Directions for this task:
Reproduce all the entries precisely.

Extracted information:
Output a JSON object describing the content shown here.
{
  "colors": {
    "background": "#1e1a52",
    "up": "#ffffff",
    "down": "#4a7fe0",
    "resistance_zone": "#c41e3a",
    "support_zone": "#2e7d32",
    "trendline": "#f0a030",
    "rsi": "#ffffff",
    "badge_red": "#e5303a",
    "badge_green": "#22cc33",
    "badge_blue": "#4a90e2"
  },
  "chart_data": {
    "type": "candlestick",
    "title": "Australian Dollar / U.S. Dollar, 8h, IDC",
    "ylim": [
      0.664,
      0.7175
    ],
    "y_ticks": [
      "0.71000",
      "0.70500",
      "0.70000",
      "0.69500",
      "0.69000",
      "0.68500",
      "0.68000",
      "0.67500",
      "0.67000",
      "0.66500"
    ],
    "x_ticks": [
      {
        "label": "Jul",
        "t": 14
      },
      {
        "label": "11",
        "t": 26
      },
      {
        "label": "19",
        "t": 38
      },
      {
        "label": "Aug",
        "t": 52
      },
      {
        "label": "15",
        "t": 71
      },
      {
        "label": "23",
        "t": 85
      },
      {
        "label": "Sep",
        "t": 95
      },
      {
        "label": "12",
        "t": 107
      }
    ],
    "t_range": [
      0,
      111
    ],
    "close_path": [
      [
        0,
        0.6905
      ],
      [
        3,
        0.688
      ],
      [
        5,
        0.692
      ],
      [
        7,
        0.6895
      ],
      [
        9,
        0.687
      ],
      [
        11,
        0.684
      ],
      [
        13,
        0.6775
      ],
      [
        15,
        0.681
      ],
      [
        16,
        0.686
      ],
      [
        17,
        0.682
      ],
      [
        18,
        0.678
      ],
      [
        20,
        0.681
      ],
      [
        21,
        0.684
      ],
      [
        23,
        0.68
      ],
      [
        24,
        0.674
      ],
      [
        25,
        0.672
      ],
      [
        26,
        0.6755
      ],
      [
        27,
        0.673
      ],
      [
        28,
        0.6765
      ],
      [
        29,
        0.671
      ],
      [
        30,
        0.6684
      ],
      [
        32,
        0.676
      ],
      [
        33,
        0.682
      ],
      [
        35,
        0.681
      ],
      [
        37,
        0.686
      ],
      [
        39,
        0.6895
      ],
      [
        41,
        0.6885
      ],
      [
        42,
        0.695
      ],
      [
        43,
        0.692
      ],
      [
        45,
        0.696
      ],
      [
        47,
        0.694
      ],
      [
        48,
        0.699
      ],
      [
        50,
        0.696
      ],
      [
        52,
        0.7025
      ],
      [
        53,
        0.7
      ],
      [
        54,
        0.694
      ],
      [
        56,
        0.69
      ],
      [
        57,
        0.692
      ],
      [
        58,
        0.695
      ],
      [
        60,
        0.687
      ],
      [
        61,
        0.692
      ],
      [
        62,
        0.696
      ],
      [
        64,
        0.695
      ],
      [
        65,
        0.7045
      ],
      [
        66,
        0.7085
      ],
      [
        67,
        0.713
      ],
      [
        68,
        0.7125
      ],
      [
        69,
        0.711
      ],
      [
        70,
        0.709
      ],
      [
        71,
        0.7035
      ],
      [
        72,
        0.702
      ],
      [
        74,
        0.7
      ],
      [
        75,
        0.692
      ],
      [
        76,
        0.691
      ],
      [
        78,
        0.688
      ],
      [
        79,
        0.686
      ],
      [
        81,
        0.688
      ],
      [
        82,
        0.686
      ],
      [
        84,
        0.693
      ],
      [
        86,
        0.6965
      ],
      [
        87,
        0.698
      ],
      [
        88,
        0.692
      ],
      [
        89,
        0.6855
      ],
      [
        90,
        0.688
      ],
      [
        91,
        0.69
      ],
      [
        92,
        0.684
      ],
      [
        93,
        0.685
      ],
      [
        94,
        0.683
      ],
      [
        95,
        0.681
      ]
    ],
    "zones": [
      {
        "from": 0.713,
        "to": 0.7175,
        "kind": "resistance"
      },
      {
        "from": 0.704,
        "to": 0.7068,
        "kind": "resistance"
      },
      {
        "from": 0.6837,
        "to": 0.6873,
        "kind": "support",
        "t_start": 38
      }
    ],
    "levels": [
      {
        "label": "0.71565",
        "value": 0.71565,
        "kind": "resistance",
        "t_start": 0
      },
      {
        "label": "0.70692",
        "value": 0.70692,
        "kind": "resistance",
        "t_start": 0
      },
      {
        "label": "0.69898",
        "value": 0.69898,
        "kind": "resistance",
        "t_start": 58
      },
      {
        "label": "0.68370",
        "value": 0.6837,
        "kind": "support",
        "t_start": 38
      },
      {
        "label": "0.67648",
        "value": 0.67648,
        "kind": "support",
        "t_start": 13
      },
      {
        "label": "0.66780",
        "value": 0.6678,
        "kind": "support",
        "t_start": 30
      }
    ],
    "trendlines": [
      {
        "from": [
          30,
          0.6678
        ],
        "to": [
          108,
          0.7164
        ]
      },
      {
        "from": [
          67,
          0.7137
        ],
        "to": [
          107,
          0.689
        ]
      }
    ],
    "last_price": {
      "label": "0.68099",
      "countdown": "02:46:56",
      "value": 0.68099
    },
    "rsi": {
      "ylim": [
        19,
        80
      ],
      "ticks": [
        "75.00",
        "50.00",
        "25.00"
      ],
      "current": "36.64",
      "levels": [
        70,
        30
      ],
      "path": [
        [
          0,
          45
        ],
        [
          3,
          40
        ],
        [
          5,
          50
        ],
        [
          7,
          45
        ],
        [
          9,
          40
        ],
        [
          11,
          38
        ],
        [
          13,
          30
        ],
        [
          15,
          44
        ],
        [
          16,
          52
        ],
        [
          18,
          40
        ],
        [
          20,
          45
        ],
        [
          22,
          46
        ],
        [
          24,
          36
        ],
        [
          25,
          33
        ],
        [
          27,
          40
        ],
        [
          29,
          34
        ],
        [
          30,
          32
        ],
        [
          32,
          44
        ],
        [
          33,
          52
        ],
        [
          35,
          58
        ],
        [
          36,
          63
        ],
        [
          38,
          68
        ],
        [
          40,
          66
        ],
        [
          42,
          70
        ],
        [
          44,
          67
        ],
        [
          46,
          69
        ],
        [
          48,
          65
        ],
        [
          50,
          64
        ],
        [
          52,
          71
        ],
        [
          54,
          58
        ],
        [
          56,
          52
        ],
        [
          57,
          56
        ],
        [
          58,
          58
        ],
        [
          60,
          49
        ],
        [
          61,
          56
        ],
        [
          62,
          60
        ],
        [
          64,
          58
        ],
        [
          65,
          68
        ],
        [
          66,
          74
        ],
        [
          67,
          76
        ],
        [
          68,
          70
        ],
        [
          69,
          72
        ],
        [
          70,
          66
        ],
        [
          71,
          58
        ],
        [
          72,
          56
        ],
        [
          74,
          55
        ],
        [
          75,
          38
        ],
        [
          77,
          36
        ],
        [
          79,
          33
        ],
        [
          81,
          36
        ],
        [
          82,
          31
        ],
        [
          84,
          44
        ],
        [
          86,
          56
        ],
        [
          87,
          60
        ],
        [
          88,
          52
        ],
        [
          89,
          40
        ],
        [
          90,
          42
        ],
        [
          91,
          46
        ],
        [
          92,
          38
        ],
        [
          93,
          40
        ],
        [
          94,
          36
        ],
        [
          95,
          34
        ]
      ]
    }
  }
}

Expected answer:
Output a JSON object describing the content shown here.
{
  "colors": {
    "background": "#1e1a52",
    "up": "#ffffff",
    "down": "#4a7fe0",
    "resistance_zone": "#c41e3a",
    "support_zone": "#2e7d32",
    "trendline": "#f0a030",
    "rsi": "#ffffff",
    "badge_red": "#e5303a",
    "badge_green": "#22cc33",
    "badge_blue": "#4a90e2"
  },
  "chart_data": {
    "type": "candlestick",
    "title": "Australian Dollar / U.S. Dollar, 8h, IDC",
    "ylim": [
      0.664,
      0.7175
    ],
    "y_ticks": [
      "0.71000",
      "0.70500",
      "0.70000",
      "0.69500",
      "0.69000",
      "0.68500",
      "0.68000",
      "0.67500",
      "0.67000",
      "0.66500"
    ],
    "x_ticks": [
      {
        "label": "Jul",
        "t": 14
      },
      {
        "label": "11",
        "t": 26
      },
      {
        "label": "19",
        "t": 38
      },
      {
        "label": "Aug",
        "t": 52
      },
      {
        "label": "15",
        "t": 71
      },
      {
        "label": "23",
        "t": 85
      },
      {
        "label": "Sep",
        "t": 95
      },
      {
        "label": "12",
        "t": 107
      }
    ],
    "t_range": [
      0,
      111
    ],
    "close_path": [
      [
        0,
        0.6905
      ],
      [
        3,
        0.688
      ],
      [
        5,
        0.692
      ],
      [
        7,
        0.6895
      ],
      [
        9,
        0.687
      ],
      [
        11,
        0.684
      ],
      [
        13,
        0.6775
      ],
      [
        15,
        0.681
      ],
      [
        16,
        0.686
      ],
      [
        17,
        0.682
      ],
      [
        18,
        0.678
      ],
      [
        20,
        0.681
      ],
      [
        21,
        0.684
      ],
      [
        23,
        0.68
      ],
      [
        24,
        0.674
      ],
      [
        25,
        0.672
      ],
      [
        26,
        0.6755
      ],
      [
        27,
        0.673
      ],
      [
        28,
        0.6765
      ],
      [
        29,
        0.671
      ],
      [
        30,
        0.6684
      ],
      [
        32,
        0.676
      ],
      [
        33,
        0.682
      ],
      [
        35,
        0.681
      ],
      [
        37,
        0.686
      ],
      [
        39,
        0.6895
      ],
      [
        41,
        0.6885
      ],
      [
        42,
        0.695
      ],
      [
        43,
        0.692
      ],
      [
        45,
        0.696
      ],
      [
        47,
        0.694
      ],
      [
        48,
        0.699
      ],
      [
        50,
        0.696
      ],
      [
        52,
        0.7025
      ],
      [
        53,
        0.7
      ],
      [
        54,
        0.694
      ],
      [
        56,
        0.69
      ],
      [
        57,
        0.692
      ],
      [
        58,
        0.695
      ],
      [
        60,
        0.687
      ],
      [
        61,
        0.692
      ],
      [
        62,
        0.696
      ],
      [
        64,
        0.695
      ],
      [
        65,
        0.7045
      ],
      [
        66,
        0.7085
      ],
      [
        67,
        0.713
      ],
      [
        68,
        0.7125
      ],
      [
        69,
        0.711
      ],
      [
        70,
        0.709
      ],
      [
        71,
        0.7035
      ],
      [
        72,
        0.702
      ],
      [
        74,
        0.7
      ],
      [
        75,
        0.692
      ],
      [
        76,
        0.691
      ],
      [
        78,
        0.688
      ],
      [
        79,
        0.686
      ],
      [
        81,
        0.688
      ],
      [
        82,
        0.686
      ],
      [
        84,
        0.693
      ],
      [
        86,
        0.6965
      ],
      [
        87,
        0.698
      ],
      [
        88,
        0.692
      ],
      [
        89,
        0.6855
      ],
      [
        90,
        0.688
      ],
      [
        91,
        0.69
      ],
      [
        92,
        0.684
      ],
      [
        93,
        0.685
      ],
      [
        94,
        0.683
      ],
      [
        95,
        0.681
      ]
    ],
    "zones": [
      {
        "from": 0.713,
        "to": 0.7175,
        "kind": "resistance"
      },
      {
        "from": 0.704,
        "to": 0.7068,
        "kind": "resistance"
      },
      {
        "from": 0.6837,
        "to": 0.6873,
        "kind": "support",
        "t_start": 38
      }
    ],
    "levels": [
      {
        "label": "0.71565",
        "value": 0.71565,
        "kind": "resistance",
        "t_start": 0
      },
      {
        "label": "0.70692",
        "value": 0.70692,
        "kind": "resistance",
        "t_start": 0
      },
      {
        "label": "0.69898",
        "value": 0.69898,
        "kind": "resistance",
        "t_start": 58
      },
      {
        "label": "0.68370",
        "value": 0.6837,
        "kind": "support",
        "t_start": 38
      },
      {
        "label": "0.67648",
        "value": 0.67648,
        "kind": "support",
        "t_start": 13
      },
      {
        "label": "0.66780",
        "value": 0.6678,
        "kind": "support",
        "t_start": 30
      }
    ],
    "trendlines": [
      {
        "from": [
          30,
          0.6678
        ],
        "to": [
          108,
          0.7164
        ]
      },
      {
        "from": [
          67,
          0.7137
        ],
        "to": [
          107,
          0.689
        ]
      }
    ],
    "last_price": {
      "label": "0.68099",
      "countdown": "02:46:56",
      "value": 0.68099
    },
    "rsi": {
      "ylim": [
        19,
        80
      ],
      "ticks": [
        "75.00",
        "50.00",
        "25.00"
      ],
      "current": "36.64",
      "levels": [
        70,
        30
      ],
      "path": [
        [
          0,
          45
        ],
        [
          3,
          40
        ],
        [
          5,
          50
        ],
        [
          7,
          45
        ],
        [
          9,
          40
        ],
        [
          11,
          38
        ],
        [
          13,
          30
        ],
        [
          15,
          44
        ],
        [
          16,
          52
        ],
        [
          18,
          40
        ],
        [
          20,
          45
        ],
        [
          22,
          46
        ],
        [
          24,
          36
        ],
        [
          25,
          33
        ],
        [
          27,
          40
        ],
        [
          29,
          34
        ],
        [
          30,
          32
        ],
        [
          32,
          44
        ],
        [
          33,
          52
        ],
        [
          35,
          58
        ],
        [
          36,
          63
        ],
        [
          38,
          68
        ],
        [
          40,
          66
        ],
        [
          42,
          70
        ],
        [
          44,
          67
        ],
        [
          46,
          69
        ],
        [
          48,
          65
        ],
        [
          50,
          64
        ],
        [
          52,
          71
        ],
        [
          54,
          58
        ],
        [
          56,
          52
        ],
        [
          57,
          56
        ],
        [
          58,
          58
        ],
        [
          60,
          49
        ],
        [
          61,
          56
        ],
        [
          62,
          60
        ],
        [
          64,
          58
        ],
        [
          65,
          68
        ],
        [
          66,
          74
        ],
        [
          67,
          76
        ],
        [
          68,
          70
        ],
        [
          69,
          72
        ],
        [
          70,
          66
        ],
        [
          71,
          58
        ],
        [
          72,
          56
        ],
        [
          74,
          55
        ],
        [
          75,
          38
        ],
        [
          77,
          36
        ],
        [
          79,
          33
        ],
        [
          81,
          36
        ],
        [
          82,
          31
        ],
        [
          84,
          44
        ],
        [
          86,
          56
        ],
        [
          87,
          60
        ],
        [
          88,
          52
        ],
        [
          89,
          40
        ],
        [
          90,
          42
        ],
        [
          91,
          46
        ],
        [
          92,
          38
        ],
        [
          93,
          40
        ],
        [
          94,
          36
        ],
        [
          95,
          34
        ]
      ]
    }
  }
}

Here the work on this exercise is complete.